Goal: Gather each line in the entries that includes the string "是等腰直角三角形".

Recorded information:
>> Start

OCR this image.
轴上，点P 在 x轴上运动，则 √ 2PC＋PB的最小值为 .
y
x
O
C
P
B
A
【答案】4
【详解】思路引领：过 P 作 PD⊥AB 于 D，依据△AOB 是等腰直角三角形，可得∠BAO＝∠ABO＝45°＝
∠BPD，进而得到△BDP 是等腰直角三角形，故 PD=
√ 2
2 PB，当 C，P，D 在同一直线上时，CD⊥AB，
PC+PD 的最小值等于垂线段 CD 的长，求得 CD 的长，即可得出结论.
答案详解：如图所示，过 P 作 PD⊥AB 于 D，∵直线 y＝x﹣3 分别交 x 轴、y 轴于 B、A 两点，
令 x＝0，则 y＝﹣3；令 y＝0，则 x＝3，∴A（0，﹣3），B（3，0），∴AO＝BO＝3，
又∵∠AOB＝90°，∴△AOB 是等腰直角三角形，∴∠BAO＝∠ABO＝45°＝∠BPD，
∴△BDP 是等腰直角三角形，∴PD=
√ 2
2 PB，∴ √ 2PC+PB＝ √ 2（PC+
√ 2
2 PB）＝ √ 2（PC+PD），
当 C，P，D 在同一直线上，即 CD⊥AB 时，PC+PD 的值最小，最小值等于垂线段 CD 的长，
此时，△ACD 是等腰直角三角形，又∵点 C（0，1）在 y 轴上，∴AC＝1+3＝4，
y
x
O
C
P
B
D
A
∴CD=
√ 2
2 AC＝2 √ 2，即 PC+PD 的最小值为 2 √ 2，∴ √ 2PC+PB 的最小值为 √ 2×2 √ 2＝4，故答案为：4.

>> End

Final result:
【详解】思路引领：过 P 作 PD⊥AB 于 D，依据△AOB 是等腰直角三角形，可得∠BAO＝∠ABO＝45°＝
∠BPD，进而得到△BDP 是等腰直角三角形，故 PD=
又∵∠AOB＝90°，∴△AOB 是等腰直角三角形，∴∠BAO＝∠ABO＝45°＝∠BPD，
∴△BDP 是等腰直角三角形，∴PD=
此时，△ACD 是等腰直角三角形，又∵点 C（0，1）在 y 轴上，∴AC＝1+3＝4，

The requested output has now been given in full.